··· The input ···

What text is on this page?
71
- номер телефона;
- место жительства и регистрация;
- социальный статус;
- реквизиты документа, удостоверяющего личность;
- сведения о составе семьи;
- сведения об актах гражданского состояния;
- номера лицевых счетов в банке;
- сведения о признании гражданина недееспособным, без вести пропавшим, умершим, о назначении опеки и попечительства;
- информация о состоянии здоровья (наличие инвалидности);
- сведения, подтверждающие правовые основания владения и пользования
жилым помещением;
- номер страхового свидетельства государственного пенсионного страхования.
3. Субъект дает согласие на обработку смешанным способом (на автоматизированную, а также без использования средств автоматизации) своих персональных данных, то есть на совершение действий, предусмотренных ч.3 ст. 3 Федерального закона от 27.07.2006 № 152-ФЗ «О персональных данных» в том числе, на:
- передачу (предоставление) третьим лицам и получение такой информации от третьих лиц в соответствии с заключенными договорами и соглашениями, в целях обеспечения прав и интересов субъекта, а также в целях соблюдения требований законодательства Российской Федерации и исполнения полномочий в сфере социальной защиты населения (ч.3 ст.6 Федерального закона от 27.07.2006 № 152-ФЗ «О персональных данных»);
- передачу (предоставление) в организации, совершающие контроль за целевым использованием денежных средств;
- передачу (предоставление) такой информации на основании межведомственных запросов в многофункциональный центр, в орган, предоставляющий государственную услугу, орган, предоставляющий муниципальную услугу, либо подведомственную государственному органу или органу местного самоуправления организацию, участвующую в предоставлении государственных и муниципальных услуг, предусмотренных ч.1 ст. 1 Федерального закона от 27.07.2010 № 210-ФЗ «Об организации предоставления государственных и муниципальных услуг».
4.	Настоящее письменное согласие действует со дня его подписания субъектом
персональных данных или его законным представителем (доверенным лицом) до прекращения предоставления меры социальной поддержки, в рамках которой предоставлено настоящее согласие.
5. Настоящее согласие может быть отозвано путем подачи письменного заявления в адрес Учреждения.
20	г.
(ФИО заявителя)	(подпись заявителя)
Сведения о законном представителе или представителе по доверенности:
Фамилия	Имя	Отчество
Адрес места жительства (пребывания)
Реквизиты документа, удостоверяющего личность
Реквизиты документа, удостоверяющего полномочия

···

To be done
Out of the preceding entries, pull every line containing the string "жительства".

In response
- место жительства и регистрация;
Адрес места жительства (пребывания)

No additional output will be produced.